Records:
=-=-=
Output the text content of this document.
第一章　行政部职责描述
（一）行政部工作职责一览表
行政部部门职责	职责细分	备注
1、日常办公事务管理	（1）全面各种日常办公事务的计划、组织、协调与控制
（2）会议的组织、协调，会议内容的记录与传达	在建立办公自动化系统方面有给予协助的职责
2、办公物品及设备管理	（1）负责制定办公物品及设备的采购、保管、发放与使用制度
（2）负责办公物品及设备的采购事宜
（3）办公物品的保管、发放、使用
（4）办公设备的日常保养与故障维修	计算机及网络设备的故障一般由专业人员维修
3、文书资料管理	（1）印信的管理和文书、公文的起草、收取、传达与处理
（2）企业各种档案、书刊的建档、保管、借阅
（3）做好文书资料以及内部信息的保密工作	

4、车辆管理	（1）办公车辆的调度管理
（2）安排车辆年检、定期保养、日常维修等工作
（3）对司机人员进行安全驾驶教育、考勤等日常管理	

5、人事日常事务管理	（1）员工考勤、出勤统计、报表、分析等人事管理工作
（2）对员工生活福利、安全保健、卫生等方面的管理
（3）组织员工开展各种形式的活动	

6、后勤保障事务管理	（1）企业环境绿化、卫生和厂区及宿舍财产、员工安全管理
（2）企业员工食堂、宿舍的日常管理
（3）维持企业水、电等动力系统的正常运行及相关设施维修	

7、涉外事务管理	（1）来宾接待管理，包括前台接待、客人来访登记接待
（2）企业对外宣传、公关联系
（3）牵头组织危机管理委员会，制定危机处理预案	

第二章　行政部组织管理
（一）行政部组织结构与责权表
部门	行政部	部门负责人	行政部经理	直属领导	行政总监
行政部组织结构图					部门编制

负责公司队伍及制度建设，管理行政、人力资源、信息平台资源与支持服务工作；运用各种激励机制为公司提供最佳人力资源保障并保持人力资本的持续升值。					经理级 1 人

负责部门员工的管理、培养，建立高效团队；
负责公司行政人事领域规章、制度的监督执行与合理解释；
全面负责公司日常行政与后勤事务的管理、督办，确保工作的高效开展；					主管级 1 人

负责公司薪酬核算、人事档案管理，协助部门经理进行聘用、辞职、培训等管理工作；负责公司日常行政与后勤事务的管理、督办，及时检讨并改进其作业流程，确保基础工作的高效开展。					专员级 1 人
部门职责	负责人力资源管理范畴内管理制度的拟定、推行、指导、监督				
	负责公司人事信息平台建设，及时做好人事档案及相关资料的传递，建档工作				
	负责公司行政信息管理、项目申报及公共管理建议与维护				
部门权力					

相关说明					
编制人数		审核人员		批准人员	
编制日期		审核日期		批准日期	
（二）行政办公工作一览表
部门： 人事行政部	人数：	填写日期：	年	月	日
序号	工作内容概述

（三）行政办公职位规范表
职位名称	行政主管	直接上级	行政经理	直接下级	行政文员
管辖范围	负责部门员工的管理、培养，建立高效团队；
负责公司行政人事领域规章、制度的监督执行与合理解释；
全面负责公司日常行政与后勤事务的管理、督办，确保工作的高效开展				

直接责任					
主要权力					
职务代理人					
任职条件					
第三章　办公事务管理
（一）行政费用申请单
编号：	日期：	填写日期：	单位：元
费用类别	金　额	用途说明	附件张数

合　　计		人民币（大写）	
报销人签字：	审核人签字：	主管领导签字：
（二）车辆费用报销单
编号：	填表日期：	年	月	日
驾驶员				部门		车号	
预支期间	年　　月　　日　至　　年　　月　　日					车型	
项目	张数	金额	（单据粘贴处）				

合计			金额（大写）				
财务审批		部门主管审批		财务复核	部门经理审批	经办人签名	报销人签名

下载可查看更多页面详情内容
=-=-=
**Stated exercise:** Search the entries for the string "负责部门员工的管理" and collect each line that has it.

**Exercise response:**
负责部门员工的管理、培养，建立高效团队；
管辖范围	负责部门员工的管理、培养，建立高效团队；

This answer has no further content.